◆ **Data provided**:
========================================

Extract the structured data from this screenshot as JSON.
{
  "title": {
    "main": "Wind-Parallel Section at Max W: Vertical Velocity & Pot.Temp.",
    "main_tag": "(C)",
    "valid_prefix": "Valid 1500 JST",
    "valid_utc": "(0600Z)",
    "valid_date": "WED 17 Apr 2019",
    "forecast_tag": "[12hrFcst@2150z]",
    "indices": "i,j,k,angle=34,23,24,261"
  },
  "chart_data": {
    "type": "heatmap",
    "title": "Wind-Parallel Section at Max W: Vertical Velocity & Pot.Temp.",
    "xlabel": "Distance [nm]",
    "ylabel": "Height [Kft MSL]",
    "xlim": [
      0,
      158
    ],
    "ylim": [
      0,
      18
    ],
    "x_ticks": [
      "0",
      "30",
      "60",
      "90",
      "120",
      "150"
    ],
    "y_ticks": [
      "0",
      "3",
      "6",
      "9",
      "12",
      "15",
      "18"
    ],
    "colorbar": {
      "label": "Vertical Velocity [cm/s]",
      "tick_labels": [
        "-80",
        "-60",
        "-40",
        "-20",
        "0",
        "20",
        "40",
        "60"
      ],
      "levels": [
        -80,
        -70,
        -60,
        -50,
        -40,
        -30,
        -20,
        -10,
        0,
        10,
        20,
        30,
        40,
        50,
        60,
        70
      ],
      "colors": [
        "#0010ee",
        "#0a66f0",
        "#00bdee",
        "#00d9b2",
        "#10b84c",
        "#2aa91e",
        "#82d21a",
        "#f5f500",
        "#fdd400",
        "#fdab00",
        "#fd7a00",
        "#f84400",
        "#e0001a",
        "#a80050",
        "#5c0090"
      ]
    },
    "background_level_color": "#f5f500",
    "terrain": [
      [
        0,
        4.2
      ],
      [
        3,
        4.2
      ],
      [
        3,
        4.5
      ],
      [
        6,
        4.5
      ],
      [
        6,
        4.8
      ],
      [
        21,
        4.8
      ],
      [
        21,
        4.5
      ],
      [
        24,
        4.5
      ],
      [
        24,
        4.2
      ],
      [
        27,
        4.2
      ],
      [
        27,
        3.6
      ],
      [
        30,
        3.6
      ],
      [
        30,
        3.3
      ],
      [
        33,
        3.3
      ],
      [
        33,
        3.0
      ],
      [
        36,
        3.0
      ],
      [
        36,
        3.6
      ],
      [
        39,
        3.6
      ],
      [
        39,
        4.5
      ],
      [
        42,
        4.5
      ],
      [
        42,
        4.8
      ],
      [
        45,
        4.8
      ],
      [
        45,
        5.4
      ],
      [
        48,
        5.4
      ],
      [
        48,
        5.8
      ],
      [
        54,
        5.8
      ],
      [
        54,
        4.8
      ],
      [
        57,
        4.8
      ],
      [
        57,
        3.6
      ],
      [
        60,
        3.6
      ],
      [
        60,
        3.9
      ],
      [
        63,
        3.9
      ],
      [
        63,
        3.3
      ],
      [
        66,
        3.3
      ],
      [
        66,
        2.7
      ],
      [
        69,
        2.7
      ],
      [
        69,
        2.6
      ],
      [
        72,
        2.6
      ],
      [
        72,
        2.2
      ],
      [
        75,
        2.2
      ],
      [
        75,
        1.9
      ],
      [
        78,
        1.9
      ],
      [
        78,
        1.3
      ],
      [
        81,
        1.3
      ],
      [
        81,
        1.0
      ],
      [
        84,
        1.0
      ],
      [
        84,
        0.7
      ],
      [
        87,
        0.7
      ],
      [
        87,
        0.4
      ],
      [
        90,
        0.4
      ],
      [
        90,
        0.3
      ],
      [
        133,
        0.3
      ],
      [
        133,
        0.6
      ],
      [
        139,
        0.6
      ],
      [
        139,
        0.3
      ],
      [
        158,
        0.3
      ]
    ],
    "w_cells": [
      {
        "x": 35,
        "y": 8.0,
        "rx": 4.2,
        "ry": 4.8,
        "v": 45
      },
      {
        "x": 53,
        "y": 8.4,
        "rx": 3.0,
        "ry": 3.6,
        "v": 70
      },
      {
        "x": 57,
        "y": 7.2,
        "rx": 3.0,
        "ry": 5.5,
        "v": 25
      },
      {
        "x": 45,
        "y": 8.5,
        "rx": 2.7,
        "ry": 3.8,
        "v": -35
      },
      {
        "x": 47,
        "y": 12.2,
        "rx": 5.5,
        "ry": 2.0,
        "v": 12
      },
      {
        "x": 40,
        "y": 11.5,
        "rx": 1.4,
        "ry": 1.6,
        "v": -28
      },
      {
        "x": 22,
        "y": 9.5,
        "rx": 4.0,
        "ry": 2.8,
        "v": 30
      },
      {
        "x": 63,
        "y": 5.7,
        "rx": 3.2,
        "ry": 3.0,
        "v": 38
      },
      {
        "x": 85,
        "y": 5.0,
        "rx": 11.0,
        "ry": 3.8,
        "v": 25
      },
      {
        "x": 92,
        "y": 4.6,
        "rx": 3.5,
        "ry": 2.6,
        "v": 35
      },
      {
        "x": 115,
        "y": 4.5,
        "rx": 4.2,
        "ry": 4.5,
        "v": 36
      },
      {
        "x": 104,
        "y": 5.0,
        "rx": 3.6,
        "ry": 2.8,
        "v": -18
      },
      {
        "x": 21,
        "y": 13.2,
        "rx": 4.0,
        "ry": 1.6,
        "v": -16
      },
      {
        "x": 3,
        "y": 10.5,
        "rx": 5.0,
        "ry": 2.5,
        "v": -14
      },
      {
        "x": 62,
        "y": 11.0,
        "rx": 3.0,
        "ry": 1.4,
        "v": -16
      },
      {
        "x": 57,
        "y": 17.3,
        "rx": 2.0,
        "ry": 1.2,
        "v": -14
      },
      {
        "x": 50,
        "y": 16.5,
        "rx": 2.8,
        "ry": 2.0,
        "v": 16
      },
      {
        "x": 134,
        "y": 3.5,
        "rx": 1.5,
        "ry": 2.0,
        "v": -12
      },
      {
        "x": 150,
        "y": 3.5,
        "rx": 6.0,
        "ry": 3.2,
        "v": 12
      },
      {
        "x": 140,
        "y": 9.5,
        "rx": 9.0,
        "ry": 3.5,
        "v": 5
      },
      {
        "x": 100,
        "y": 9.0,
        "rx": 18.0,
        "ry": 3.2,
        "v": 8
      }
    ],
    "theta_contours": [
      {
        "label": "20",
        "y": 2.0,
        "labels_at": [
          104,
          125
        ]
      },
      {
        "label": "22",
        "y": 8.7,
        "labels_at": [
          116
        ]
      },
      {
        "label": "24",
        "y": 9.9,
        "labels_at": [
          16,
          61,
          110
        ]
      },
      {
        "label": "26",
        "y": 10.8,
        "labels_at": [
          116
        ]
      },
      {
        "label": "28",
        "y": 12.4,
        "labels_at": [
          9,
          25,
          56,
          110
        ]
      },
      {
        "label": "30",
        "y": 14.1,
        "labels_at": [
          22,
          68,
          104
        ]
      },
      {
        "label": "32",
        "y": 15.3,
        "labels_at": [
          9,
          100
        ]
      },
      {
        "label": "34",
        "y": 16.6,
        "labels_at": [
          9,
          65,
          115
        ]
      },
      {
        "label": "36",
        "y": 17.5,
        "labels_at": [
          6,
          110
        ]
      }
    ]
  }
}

========================================

◆ **Exercise directions**: In the records above, find each line that holds the word "Temp"; copy all such lines.

◆ **Exercise output**:
    "main": "Wind-Parallel Section at Max W: Vertical Velocity & Pot.Temp.",
    "title": "Wind-Parallel Section at Max W: Vertical Velocity & Pot.Temp.",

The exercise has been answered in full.